> **Given instruction**
Reproduce the listing verbatim.

--- BEGIN ---

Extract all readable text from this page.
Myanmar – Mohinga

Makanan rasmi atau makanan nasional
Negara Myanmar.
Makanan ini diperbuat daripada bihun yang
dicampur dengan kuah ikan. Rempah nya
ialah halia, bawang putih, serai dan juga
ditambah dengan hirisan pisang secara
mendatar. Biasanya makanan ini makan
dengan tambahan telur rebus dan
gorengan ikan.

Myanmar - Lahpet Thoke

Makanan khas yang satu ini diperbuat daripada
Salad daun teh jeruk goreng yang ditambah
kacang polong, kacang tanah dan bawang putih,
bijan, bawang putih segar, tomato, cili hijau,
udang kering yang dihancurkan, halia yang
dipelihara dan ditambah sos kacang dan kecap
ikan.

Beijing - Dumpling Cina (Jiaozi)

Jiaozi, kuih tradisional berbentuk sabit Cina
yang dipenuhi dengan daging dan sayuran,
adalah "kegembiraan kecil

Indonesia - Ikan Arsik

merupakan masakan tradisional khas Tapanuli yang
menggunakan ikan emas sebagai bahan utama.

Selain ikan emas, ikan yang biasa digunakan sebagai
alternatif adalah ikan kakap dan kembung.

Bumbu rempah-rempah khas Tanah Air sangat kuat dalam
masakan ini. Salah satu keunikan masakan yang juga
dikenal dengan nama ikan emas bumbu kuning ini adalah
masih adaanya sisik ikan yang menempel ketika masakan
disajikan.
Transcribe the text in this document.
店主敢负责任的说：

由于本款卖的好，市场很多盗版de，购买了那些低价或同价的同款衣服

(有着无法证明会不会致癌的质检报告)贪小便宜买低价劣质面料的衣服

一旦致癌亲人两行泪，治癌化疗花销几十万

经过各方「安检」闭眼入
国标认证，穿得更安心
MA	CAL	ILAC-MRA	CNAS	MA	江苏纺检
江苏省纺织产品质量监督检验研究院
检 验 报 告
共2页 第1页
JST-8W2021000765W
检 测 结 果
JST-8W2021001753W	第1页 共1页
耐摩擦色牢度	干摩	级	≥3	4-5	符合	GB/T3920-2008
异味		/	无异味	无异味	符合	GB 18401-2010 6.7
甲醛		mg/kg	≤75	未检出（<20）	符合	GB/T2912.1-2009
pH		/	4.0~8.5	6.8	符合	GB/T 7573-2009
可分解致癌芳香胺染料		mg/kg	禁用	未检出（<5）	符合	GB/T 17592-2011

--- END ---

> **Result**
Extract all readable text from this page.
Myanmar – Mohinga

Makanan rasmi atau makanan nasional
Negara Myanmar.
Makanan ini diperbuat daripada bihun yang
dicampur dengan kuah ikan. Rempah nya
ialah halia, bawang putih, serai dan juga
ditambah dengan hirisan pisang secara
mendatar. Biasanya makanan ini makan
dengan tambahan telur rebus dan
gorengan ikan.

Myanmar - Lahpet Thoke

Makanan khas yang satu ini diperbuat daripada
Salad daun teh jeruk goreng yang ditambah
kacang polong, kacang tanah dan bawang putih,
bijan, bawang putih segar, tomato, cili hijau,
udang kering yang dihancurkan, halia yang
dipelihara dan ditambah sos kacang dan kecap
ikan.

Beijing - Dumpling Cina (Jiaozi)

Jiaozi, kuih tradisional berbentuk sabit Cina
yang dipenuhi dengan daging dan sayuran,
adalah "kegembiraan kecil

Indonesia - Ikan Arsik

merupakan masakan tradisional khas Tapanuli yang
menggunakan ikan emas sebagai bahan utama.

Selain ikan emas, ikan yang biasa digunakan sebagai
alternatif adalah ikan kakap dan kembung.

Bumbu rempah-rempah khas Tanah Air sangat kuat dalam
masakan ini. Salah satu keunikan masakan yang juga
dikenal dengan nama ikan emas bumbu kuning ini adalah
masih adaanya sisik ikan yang menempel ketika masakan
disajikan.
Transcribe the text in this document.
店主敢负责任的说：

由于本款卖的好，市场很多盗版de，购买了那些低价或同价的同款衣服

(有着无法证明会不会致癌的质检报告)贪小便宜买低价劣质面料的衣服

一旦致癌亲人两行泪，治癌化疗花销几十万

经过各方「安检」闭眼入
国标认证，穿得更安心
MA	CAL	ILAC-MRA	CNAS	MA	江苏纺检
江苏省纺织产品质量监督检验研究院
检 验 报 告
共2页 第1页
JST-8W2021000765W
检 测 结 果
JST-8W2021001753W	第1页 共1页
耐摩擦色牢度	干摩	级	≥3	4-5	符合	GB/T3920-2008
异味		/	无异味	无异味	符合	GB 18401-2010 6.7
甲醛		mg/kg	≤75	未检出（<20）	符合	GB/T2912.1-2009
pH		/	4.0~8.5	6.8	符合	GB/T 7573-2009
可分解致癌芳香胺染料		mg/kg	禁用	未检出（<5）	符合	GB/T 17592-2011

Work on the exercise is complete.